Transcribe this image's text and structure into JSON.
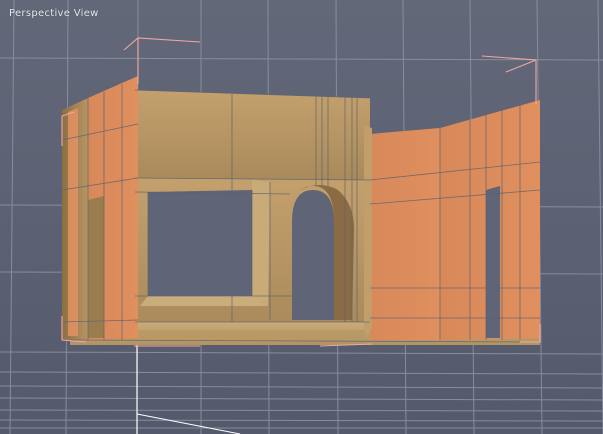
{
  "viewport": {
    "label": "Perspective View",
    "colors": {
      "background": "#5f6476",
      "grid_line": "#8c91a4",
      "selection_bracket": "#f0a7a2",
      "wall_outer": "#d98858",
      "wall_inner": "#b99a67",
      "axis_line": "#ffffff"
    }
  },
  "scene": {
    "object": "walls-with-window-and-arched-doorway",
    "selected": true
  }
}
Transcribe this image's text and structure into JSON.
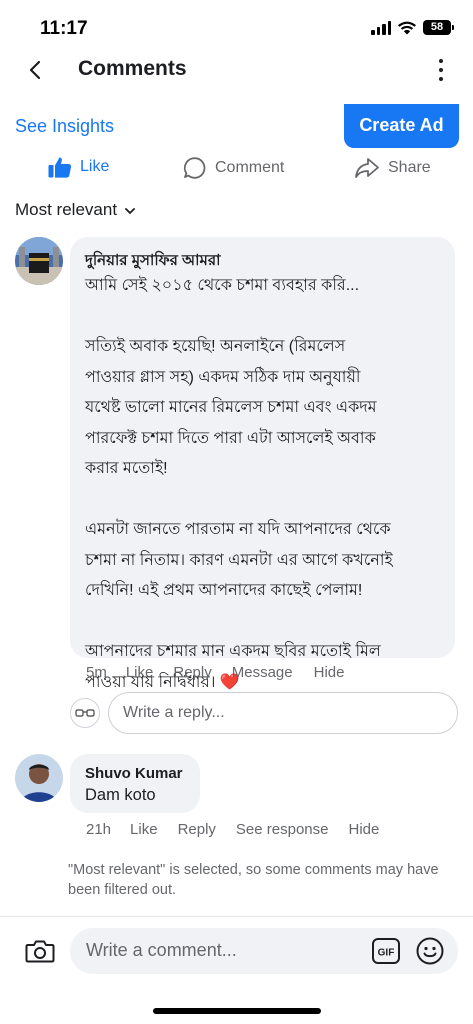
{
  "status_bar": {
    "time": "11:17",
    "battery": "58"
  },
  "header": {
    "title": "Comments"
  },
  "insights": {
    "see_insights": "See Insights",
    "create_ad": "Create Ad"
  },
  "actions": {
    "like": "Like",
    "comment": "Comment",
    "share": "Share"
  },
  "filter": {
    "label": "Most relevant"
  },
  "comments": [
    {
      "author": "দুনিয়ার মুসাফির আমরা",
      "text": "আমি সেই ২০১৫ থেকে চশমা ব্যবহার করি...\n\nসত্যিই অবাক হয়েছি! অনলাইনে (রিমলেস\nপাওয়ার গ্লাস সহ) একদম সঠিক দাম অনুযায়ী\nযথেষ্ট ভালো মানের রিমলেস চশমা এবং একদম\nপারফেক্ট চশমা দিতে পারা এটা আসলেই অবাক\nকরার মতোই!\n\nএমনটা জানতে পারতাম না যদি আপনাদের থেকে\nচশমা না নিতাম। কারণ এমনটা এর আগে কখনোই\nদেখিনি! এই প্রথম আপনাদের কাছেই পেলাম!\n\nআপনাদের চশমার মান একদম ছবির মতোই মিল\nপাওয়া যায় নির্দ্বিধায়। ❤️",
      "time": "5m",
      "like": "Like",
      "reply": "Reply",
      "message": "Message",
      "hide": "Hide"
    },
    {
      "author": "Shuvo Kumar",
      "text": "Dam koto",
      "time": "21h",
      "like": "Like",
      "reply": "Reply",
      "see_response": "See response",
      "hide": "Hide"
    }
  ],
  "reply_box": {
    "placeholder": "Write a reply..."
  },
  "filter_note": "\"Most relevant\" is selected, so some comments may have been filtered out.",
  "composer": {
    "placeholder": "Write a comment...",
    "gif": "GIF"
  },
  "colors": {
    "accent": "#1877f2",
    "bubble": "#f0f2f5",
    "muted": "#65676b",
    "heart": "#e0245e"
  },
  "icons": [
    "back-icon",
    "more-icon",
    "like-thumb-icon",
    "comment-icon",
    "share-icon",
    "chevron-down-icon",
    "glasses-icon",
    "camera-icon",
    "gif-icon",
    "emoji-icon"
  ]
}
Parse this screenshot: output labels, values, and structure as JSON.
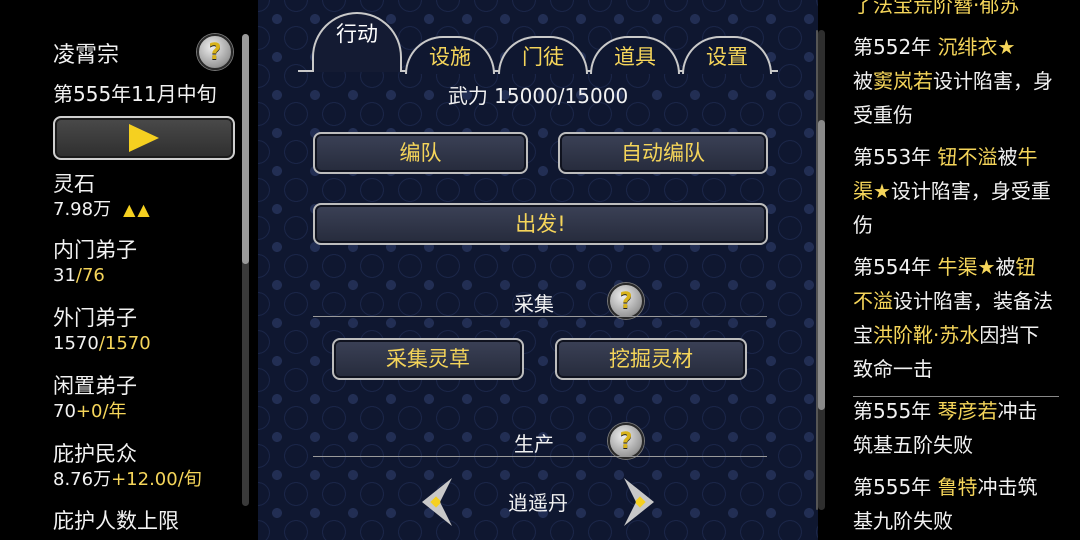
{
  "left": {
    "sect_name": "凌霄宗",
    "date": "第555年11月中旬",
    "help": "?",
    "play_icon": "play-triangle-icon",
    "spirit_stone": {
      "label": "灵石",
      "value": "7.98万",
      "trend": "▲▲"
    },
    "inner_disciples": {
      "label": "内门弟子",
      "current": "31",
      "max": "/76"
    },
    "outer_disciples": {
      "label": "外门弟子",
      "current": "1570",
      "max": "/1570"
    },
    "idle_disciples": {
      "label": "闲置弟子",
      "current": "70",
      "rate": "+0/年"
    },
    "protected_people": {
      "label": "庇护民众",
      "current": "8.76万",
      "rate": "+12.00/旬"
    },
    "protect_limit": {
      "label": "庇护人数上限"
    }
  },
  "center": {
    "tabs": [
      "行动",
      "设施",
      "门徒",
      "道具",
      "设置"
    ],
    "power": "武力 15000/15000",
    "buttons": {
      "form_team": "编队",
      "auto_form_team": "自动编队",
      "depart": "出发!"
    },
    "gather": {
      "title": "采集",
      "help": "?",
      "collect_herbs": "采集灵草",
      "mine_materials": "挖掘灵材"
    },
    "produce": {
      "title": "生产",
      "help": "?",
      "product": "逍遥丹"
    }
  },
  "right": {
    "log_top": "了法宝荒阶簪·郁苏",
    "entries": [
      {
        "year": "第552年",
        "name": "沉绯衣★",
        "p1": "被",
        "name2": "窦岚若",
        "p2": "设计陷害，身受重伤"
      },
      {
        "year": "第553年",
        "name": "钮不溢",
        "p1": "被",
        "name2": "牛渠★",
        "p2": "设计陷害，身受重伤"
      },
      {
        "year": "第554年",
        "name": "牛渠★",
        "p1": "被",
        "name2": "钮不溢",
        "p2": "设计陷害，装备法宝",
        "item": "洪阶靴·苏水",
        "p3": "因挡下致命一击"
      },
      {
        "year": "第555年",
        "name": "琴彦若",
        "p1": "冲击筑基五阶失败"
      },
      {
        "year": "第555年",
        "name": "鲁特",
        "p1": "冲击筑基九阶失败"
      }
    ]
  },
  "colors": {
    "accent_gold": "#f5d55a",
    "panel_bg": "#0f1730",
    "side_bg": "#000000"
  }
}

##############################

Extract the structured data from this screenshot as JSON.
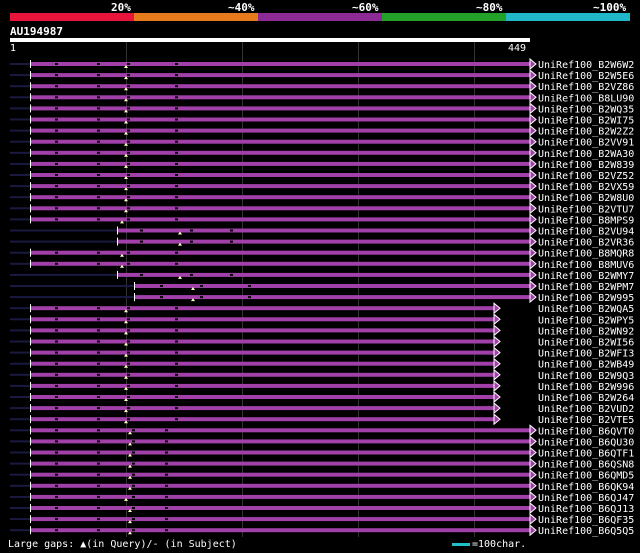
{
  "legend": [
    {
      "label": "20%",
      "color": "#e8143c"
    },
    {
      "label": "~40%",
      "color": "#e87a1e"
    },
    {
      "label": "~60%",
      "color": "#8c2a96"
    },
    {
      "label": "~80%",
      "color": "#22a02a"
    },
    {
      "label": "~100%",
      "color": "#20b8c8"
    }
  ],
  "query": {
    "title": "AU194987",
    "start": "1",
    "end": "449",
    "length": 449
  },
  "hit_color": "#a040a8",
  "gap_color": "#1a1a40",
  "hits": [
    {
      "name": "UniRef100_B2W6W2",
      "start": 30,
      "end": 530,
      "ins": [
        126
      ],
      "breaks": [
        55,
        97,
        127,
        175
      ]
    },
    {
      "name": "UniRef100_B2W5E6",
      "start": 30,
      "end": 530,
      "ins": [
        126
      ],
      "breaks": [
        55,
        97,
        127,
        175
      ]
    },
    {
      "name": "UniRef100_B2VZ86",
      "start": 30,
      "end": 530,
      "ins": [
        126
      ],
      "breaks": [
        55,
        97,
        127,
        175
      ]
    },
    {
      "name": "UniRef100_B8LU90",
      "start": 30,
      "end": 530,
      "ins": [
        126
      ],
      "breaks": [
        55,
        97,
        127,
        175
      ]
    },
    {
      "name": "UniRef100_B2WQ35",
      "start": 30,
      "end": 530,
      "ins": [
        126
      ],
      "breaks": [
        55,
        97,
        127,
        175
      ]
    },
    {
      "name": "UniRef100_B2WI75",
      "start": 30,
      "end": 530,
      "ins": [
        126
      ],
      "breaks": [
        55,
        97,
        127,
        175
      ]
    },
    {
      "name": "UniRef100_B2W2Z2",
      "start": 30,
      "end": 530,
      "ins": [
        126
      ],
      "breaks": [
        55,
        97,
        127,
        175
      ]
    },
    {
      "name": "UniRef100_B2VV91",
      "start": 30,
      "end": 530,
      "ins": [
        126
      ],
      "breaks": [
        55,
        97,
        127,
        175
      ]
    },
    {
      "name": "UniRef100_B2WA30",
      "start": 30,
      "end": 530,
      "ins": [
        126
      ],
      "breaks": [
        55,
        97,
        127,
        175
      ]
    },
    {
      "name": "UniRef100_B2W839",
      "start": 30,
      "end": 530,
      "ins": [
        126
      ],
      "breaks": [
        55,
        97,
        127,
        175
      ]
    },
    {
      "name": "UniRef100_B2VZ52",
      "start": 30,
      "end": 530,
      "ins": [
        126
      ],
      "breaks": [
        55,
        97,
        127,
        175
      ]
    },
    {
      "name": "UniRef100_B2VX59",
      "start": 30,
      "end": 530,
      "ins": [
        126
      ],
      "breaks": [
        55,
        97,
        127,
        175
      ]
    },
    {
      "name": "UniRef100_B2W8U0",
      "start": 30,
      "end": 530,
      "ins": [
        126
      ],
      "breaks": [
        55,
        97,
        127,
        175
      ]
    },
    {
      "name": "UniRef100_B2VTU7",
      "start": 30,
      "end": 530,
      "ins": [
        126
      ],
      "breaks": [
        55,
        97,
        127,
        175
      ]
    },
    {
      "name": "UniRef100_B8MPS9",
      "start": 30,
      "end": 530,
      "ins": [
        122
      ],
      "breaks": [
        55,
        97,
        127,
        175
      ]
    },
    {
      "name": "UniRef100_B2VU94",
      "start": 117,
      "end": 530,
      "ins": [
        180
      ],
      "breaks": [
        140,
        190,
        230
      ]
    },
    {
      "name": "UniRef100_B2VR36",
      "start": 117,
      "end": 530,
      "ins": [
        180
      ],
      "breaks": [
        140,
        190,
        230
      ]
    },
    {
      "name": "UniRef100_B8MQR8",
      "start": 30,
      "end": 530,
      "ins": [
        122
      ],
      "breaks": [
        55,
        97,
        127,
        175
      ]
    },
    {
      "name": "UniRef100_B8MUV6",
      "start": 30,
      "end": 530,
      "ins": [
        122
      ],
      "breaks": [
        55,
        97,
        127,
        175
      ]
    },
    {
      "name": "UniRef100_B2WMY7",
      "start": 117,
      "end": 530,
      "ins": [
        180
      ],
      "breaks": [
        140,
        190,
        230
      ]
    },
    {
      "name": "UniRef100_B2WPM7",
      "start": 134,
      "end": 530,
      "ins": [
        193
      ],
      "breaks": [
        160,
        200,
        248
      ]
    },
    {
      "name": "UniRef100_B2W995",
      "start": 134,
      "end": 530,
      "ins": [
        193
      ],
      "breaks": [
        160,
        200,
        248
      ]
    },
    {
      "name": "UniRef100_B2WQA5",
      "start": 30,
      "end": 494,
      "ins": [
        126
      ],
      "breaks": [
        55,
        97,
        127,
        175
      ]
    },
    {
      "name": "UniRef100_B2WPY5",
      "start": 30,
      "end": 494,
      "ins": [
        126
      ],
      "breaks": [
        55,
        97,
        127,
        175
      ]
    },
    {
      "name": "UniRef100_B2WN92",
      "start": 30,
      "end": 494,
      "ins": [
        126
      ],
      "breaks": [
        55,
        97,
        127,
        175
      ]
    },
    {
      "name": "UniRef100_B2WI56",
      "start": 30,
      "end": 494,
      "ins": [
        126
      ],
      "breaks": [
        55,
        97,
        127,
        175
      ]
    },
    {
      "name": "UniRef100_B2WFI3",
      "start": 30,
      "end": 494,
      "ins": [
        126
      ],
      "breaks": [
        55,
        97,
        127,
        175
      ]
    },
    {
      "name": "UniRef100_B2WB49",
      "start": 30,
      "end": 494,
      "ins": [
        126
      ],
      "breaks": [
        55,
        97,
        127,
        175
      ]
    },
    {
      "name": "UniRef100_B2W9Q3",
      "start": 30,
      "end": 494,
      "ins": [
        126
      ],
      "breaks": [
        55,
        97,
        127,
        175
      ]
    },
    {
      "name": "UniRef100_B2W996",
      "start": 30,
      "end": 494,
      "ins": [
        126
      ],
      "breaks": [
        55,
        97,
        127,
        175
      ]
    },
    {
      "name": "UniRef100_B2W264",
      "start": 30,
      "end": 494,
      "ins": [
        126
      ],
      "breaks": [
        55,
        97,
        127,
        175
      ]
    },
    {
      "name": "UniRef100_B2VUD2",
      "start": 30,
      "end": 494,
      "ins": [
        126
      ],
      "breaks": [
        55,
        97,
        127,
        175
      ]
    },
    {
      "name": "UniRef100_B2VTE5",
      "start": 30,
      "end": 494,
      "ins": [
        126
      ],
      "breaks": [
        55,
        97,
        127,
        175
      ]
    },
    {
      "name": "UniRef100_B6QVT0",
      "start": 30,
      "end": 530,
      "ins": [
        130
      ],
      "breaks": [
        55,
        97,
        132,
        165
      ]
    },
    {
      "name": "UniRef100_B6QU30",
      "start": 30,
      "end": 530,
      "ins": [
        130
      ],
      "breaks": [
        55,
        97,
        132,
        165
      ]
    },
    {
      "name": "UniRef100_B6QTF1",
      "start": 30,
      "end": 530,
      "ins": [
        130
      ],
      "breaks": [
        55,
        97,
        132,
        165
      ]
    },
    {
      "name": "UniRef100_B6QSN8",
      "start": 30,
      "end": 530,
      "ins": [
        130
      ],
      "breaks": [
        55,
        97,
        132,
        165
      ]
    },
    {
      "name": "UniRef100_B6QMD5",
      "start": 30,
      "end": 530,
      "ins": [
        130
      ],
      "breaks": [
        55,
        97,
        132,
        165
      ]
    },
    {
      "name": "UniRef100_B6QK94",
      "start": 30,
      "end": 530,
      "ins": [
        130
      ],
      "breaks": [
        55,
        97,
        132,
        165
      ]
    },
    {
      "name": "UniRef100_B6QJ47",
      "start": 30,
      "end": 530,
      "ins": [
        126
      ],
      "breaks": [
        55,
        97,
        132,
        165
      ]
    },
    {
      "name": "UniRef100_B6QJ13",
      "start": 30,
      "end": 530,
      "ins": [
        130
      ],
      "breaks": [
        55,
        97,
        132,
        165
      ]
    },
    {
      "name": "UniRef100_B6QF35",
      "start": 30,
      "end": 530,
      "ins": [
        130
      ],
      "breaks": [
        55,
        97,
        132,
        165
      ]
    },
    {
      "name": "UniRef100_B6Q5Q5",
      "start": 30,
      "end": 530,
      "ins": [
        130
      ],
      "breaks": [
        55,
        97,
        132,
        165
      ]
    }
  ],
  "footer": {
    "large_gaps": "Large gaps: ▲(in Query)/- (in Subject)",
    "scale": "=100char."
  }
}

##############################

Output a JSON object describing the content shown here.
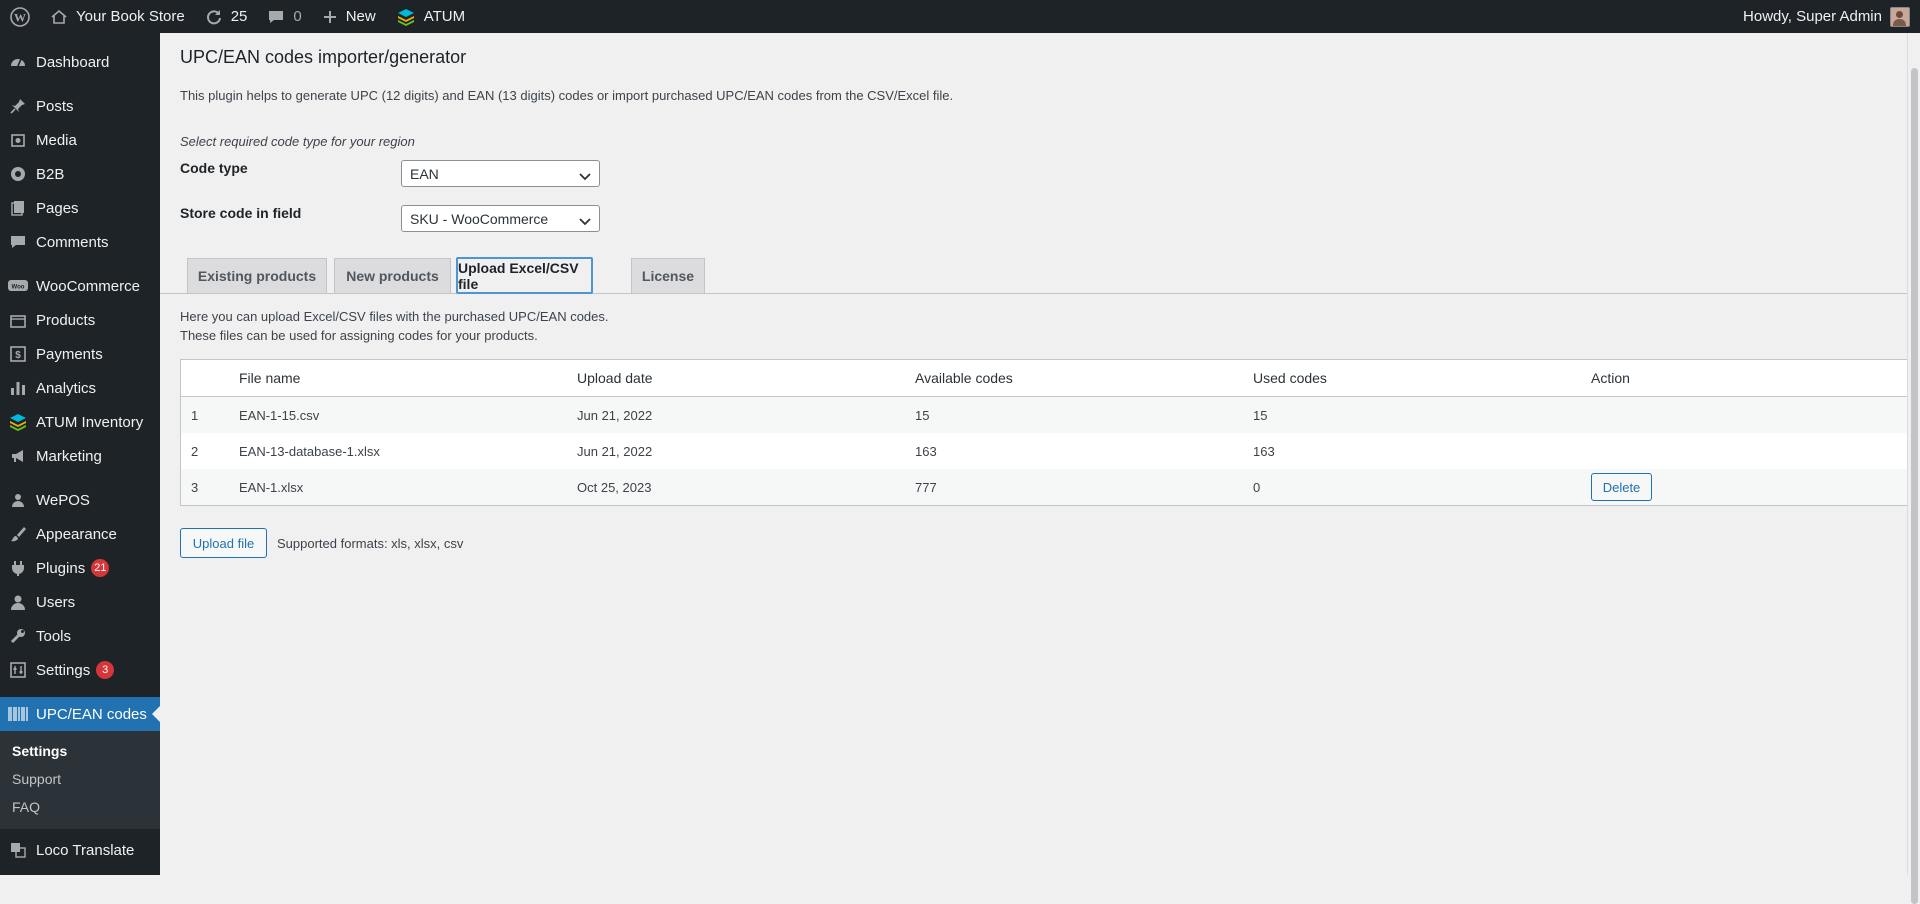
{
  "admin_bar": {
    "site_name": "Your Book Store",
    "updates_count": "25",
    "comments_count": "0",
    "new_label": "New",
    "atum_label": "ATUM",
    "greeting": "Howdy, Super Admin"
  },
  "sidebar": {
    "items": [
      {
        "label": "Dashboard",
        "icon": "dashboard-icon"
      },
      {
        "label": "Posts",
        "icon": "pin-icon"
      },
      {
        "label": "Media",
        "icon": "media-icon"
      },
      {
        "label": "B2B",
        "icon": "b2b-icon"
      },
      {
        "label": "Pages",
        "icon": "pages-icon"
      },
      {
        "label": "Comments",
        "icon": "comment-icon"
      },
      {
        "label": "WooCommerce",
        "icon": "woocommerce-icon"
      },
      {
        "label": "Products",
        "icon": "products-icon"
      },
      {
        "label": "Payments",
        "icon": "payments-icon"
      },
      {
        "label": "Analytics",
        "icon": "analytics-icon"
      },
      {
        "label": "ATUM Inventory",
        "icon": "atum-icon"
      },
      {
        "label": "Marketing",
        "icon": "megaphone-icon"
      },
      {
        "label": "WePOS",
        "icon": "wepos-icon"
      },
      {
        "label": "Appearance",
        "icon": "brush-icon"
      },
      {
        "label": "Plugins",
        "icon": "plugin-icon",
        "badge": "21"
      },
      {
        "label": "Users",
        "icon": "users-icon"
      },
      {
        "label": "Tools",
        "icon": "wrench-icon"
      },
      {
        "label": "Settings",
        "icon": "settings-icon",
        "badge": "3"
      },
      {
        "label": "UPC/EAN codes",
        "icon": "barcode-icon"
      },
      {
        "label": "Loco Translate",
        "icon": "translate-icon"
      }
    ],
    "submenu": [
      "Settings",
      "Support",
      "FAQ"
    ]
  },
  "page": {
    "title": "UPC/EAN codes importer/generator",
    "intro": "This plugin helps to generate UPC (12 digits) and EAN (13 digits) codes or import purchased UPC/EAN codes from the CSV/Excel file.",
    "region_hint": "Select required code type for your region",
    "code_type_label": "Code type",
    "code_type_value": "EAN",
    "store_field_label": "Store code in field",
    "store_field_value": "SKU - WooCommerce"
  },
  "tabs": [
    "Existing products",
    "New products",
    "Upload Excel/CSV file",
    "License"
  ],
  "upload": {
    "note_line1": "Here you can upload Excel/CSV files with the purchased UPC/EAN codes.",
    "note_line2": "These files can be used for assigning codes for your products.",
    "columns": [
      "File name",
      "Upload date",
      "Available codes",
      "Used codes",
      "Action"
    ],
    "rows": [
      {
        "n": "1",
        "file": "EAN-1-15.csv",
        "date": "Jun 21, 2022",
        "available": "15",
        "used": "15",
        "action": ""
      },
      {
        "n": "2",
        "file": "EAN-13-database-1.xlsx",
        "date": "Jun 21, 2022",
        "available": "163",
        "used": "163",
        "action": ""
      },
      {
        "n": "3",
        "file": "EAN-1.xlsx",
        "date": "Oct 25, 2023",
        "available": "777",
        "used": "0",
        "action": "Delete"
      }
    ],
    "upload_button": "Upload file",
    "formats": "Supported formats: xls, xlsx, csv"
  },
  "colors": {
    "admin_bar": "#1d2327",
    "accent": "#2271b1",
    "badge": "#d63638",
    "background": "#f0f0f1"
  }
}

##############################

Copy all lines of the listing above that contain the string "screenshot".

Parse this screenshot: output labels, values, and structure as JSON.
Extract the structured data from this screenshot as JSON.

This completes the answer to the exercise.